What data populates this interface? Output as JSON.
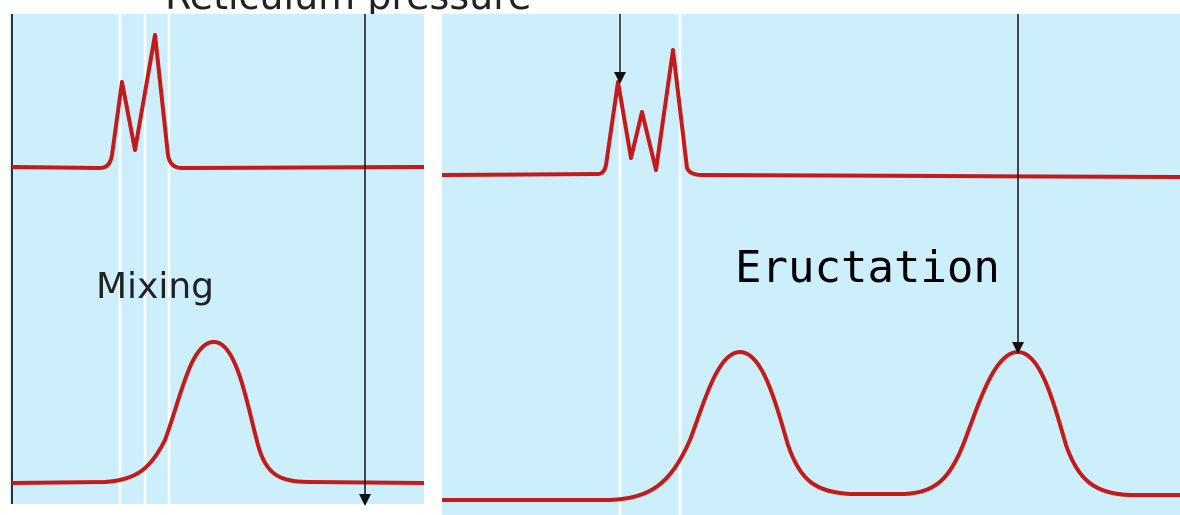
{
  "top_title": "Reticulum pressure",
  "colors": {
    "panel_bg": "#cdeffb",
    "trace": "#c41a1a",
    "marker_line": "#ffffff",
    "arrow": "#111111",
    "text": "#222222"
  },
  "left_panel": {
    "label": "Mixing"
  },
  "right_panel": {
    "label": "Eructation"
  }
}
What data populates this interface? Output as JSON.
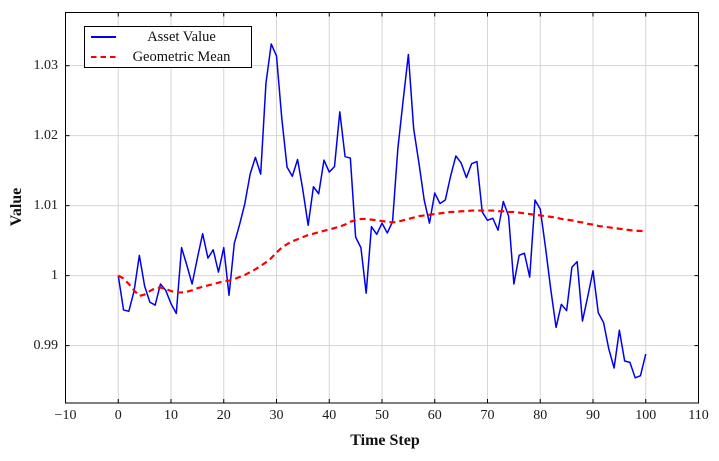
{
  "figure": {
    "xlabel": "Time Step",
    "ylabel": "Value"
  },
  "chart_data": {
    "type": "line",
    "title": "",
    "xlabel": "Time Step",
    "ylabel": "Value",
    "xlim": [
      -10,
      110
    ],
    "ylim": [
      0.9818,
      1.0376
    ],
    "grid": true,
    "grid_color": "#d6d6d6",
    "axis_color": "#000000",
    "legend_position": "top-left",
    "xticks": {
      "values": [
        -10,
        0,
        10,
        20,
        30,
        40,
        50,
        60,
        70,
        80,
        90,
        100,
        110
      ],
      "labels": [
        "−10",
        "0",
        "10",
        "20",
        "30",
        "40",
        "50",
        "60",
        "70",
        "80",
        "90",
        "100",
        "110"
      ]
    },
    "yticks": {
      "values": [
        0.99,
        1.0,
        1.01,
        1.02,
        1.03
      ],
      "labels": [
        "0.99",
        "1",
        "1.01",
        "1.02",
        "1.03"
      ]
    },
    "x": {
      "start": 0,
      "end": 100,
      "step": 1
    },
    "series": [
      {
        "name": "Asset Value",
        "color": "#0000ee",
        "line_style": "solid",
        "line_width": 1.5,
        "values": [
          1.0,
          0.9951,
          0.9949,
          0.9978,
          1.0029,
          0.9985,
          0.9962,
          0.9958,
          0.9988,
          0.9979,
          0.996,
          0.9946,
          1.004,
          1.0015,
          0.9988,
          1.0025,
          1.006,
          1.0025,
          1.0037,
          1.0005,
          1.004,
          0.9972,
          1.0046,
          1.0073,
          1.0103,
          1.0145,
          1.0169,
          1.0145,
          1.0275,
          1.0331,
          1.0314,
          1.0225,
          1.0155,
          1.0142,
          1.0166,
          1.0122,
          1.0072,
          1.0127,
          1.0117,
          1.0165,
          1.0148,
          1.0156,
          1.0234,
          1.017,
          1.0168,
          1.0055,
          1.004,
          0.9975,
          1.007,
          1.0059,
          1.0075,
          1.0061,
          1.0077,
          1.0181,
          1.025,
          1.0316,
          1.021,
          1.0161,
          1.0108,
          1.0075,
          1.0118,
          1.0103,
          1.0108,
          1.0142,
          1.0171,
          1.0161,
          1.014,
          1.016,
          1.0163,
          1.0091,
          1.0079,
          1.0082,
          1.0065,
          1.0106,
          1.0085,
          0.9988,
          1.0029,
          1.0032,
          0.9998,
          1.0108,
          1.0095,
          1.004,
          0.998,
          0.9926,
          0.9959,
          0.995,
          1.0012,
          1.002,
          0.9935,
          0.997,
          1.0007,
          0.9947,
          0.9933,
          0.9895,
          0.9868,
          0.9922,
          0.9878,
          0.9876,
          0.9854,
          0.9857,
          0.9888
        ]
      },
      {
        "name": "Geometric Mean",
        "color": "#ff0000",
        "line_style": "dashed",
        "line_width": 2.2,
        "values": [
          1.0,
          0.9996,
          0.9988,
          0.9979,
          0.9971,
          0.9973,
          0.9978,
          0.9982,
          0.9983,
          0.9981,
          0.9978,
          0.9976,
          0.9976,
          0.9977,
          0.9979,
          0.9982,
          0.9984,
          0.9986,
          0.9988,
          0.999,
          0.9992,
          0.9993,
          0.9995,
          0.9998,
          1.0001,
          1.0005,
          1.0009,
          1.0014,
          1.0019,
          1.0025,
          1.0033,
          1.004,
          1.0045,
          1.0049,
          1.0052,
          1.0055,
          1.0058,
          1.006,
          1.0062,
          1.0064,
          1.0066,
          1.0068,
          1.007,
          1.0073,
          1.0077,
          1.0079,
          1.0081,
          1.0081,
          1.008,
          1.0079,
          1.0078,
          1.0077,
          1.0076,
          1.0077,
          1.0079,
          1.0081,
          1.0083,
          1.0085,
          1.0086,
          1.0087,
          1.0088,
          1.0089,
          1.009,
          1.0091,
          1.0091,
          1.0092,
          1.0092,
          1.0093,
          1.0093,
          1.0093,
          1.0093,
          1.0093,
          1.0092,
          1.0092,
          1.0091,
          1.0091,
          1.009,
          1.0089,
          1.0088,
          1.0087,
          1.0086,
          1.0085,
          1.0084,
          1.0083,
          1.0081,
          1.008,
          1.0079,
          1.0077,
          1.0076,
          1.0074,
          1.0073,
          1.0071,
          1.007,
          1.0069,
          1.0068,
          1.0067,
          1.0066,
          1.0065,
          1.0064,
          1.0064,
          1.0063
        ]
      }
    ]
  }
}
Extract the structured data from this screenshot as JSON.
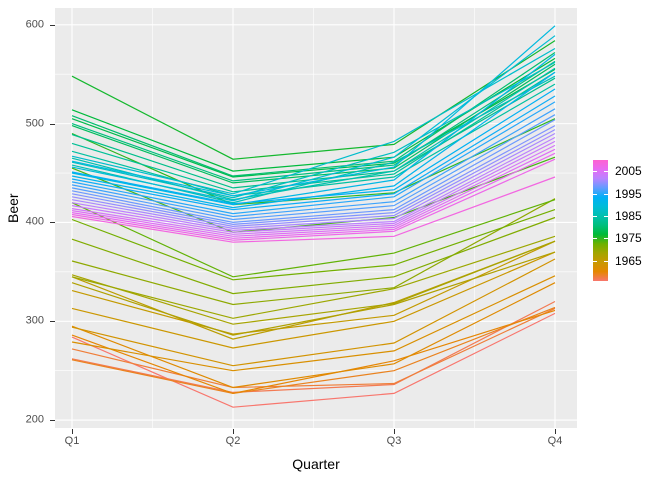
{
  "chart_data": {
    "type": "line",
    "title": "",
    "xlabel": "Quarter",
    "ylabel": "Beer",
    "categories": [
      "Q1",
      "Q2",
      "Q3",
      "Q4"
    ],
    "y_tick_labels": [
      "200",
      "300",
      "400",
      "500",
      "600"
    ],
    "y_ticks": [
      200,
      300,
      400,
      500,
      600
    ],
    "y_minor_ticks": [
      250,
      350,
      450,
      550
    ],
    "ylim": [
      192,
      617
    ],
    "grid": true,
    "panel_background": "#EBEBEB",
    "grid_color": "#FFFFFF",
    "tick_text_color": "#4D4D4D",
    "axis_title_color": "#000000",
    "legend": {
      "position": "right",
      "type": "colorbar",
      "labels": [
        "2005",
        "1995",
        "1985",
        "1975",
        "1965"
      ],
      "label_years": [
        2005,
        1995,
        1985,
        1975,
        1965
      ]
    },
    "color_scale": {
      "domain": [
        1956,
        2010
      ],
      "stops_bottom_to_top": [
        "#F8766D",
        "#E58700",
        "#C99800",
        "#A3A500",
        "#6BB100",
        "#00BA38",
        "#00BF7D",
        "#00C0AF",
        "#00BCD8",
        "#00B0F6",
        "#619CFF",
        "#B983FF",
        "#E76BF3",
        "#FD61D1"
      ]
    },
    "series": [
      {
        "year": 1956,
        "values": [
          284,
          213,
          227,
          308
        ]
      },
      {
        "year": 1957,
        "values": [
          262,
          228,
          236,
          320
        ]
      },
      {
        "year": 1958,
        "values": [
          272,
          233,
          237,
          313
        ]
      },
      {
        "year": 1959,
        "values": [
          261,
          227,
          250,
          314
        ]
      },
      {
        "year": 1960,
        "values": [
          286,
          227,
          260,
          311
        ]
      },
      {
        "year": 1961,
        "values": [
          295,
          233,
          257,
          339
        ]
      },
      {
        "year": 1962,
        "values": [
          279,
          250,
          270,
          346
        ]
      },
      {
        "year": 1963,
        "values": [
          294,
          255,
          278,
          363
        ]
      },
      {
        "year": 1964,
        "values": [
          313,
          273,
          300,
          370
        ]
      },
      {
        "year": 1965,
        "values": [
          331,
          287,
          306,
          381
        ]
      },
      {
        "year": 1966,
        "values": [
          345,
          282,
          319,
          381
        ]
      },
      {
        "year": 1967,
        "values": [
          339,
          286,
          317,
          370
        ]
      },
      {
        "year": 1968,
        "values": [
          347,
          297,
          318,
          381
        ]
      },
      {
        "year": 1969,
        "values": [
          345,
          303,
          333,
          386
        ]
      },
      {
        "year": 1970,
        "values": [
          361,
          317,
          334,
          424
        ]
      },
      {
        "year": 1971,
        "values": [
          383,
          328,
          345,
          405
        ]
      },
      {
        "year": 1972,
        "values": [
          403,
          342,
          357,
          413
        ]
      },
      {
        "year": 1973,
        "values": [
          420,
          345,
          369,
          423
        ]
      },
      {
        "year": 1974,
        "values": [
          455,
          390,
          405,
          466
        ]
      },
      {
        "year": 1975,
        "values": [
          490,
          418,
          430,
          505
        ]
      },
      {
        "year": 1976,
        "values": [
          548,
          464,
          479,
          584
        ]
      },
      {
        "year": 1977,
        "values": [
          514,
          452,
          466,
          566
        ]
      },
      {
        "year": 1978,
        "values": [
          505,
          446,
          460,
          555
        ]
      },
      {
        "year": 1979,
        "values": [
          498,
          440,
          455,
          560
        ]
      },
      {
        "year": 1980,
        "values": [
          508,
          447,
          462,
          572
        ]
      },
      {
        "year": 1981,
        "values": [
          500,
          442,
          458,
          563
        ]
      },
      {
        "year": 1982,
        "values": [
          489,
          435,
          452,
          546
        ]
      },
      {
        "year": 1983,
        "values": [
          480,
          431,
          449,
          552
        ]
      },
      {
        "year": 1984,
        "values": [
          472,
          427,
          446,
          540
        ]
      },
      {
        "year": 1985,
        "values": [
          465,
          423,
          452,
          556
        ]
      },
      {
        "year": 1986,
        "values": [
          458,
          420,
          461,
          548
        ]
      },
      {
        "year": 1987,
        "values": [
          461,
          425,
          471,
          562
        ]
      },
      {
        "year": 1988,
        "values": [
          467,
          429,
          482,
          576
        ]
      },
      {
        "year": 1989,
        "values": [
          456,
          422,
          466,
          589
        ]
      },
      {
        "year": 1990,
        "values": [
          462,
          427,
          456,
          599
        ]
      },
      {
        "year": 1991,
        "values": [
          450,
          418,
          443,
          570
        ]
      },
      {
        "year": 1992,
        "values": [
          447,
          415,
          437,
          552
        ]
      },
      {
        "year": 1993,
        "values": [
          451,
          419,
          433,
          535
        ]
      },
      {
        "year": 1994,
        "values": [
          444,
          413,
          429,
          528
        ]
      },
      {
        "year": 1995,
        "values": [
          441,
          409,
          426,
          522
        ]
      },
      {
        "year": 1996,
        "values": [
          438,
          406,
          421,
          515
        ]
      },
      {
        "year": 1997,
        "values": [
          435,
          403,
          417,
          509
        ]
      },
      {
        "year": 1998,
        "values": [
          432,
          400,
          413,
          504
        ]
      },
      {
        "year": 1999,
        "values": [
          429,
          398,
          410,
          498
        ]
      },
      {
        "year": 2000,
        "values": [
          426,
          396,
          407,
          494
        ]
      },
      {
        "year": 2001,
        "values": [
          423,
          394,
          404,
          490
        ]
      },
      {
        "year": 2002,
        "values": [
          420,
          392,
          401,
          486
        ]
      },
      {
        "year": 2003,
        "values": [
          417,
          390,
          399,
          482
        ]
      },
      {
        "year": 2004,
        "values": [
          414,
          388,
          397,
          478
        ]
      },
      {
        "year": 2005,
        "values": [
          412,
          386,
          395,
          474
        ]
      },
      {
        "year": 2006,
        "values": [
          410,
          384,
          393,
          470
        ]
      },
      {
        "year": 2007,
        "values": [
          408,
          382,
          391,
          464
        ]
      },
      {
        "year": 2008,
        "values": [
          406,
          380,
          386,
          446
        ]
      }
    ]
  }
}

=-=-=-=-=

WHAT YOU ARE ASKED TO DO:
Check each line of the listing above for the string "ylabel", then report only how many lines have it.

ANSWER FOR THIS EXERCISE:
3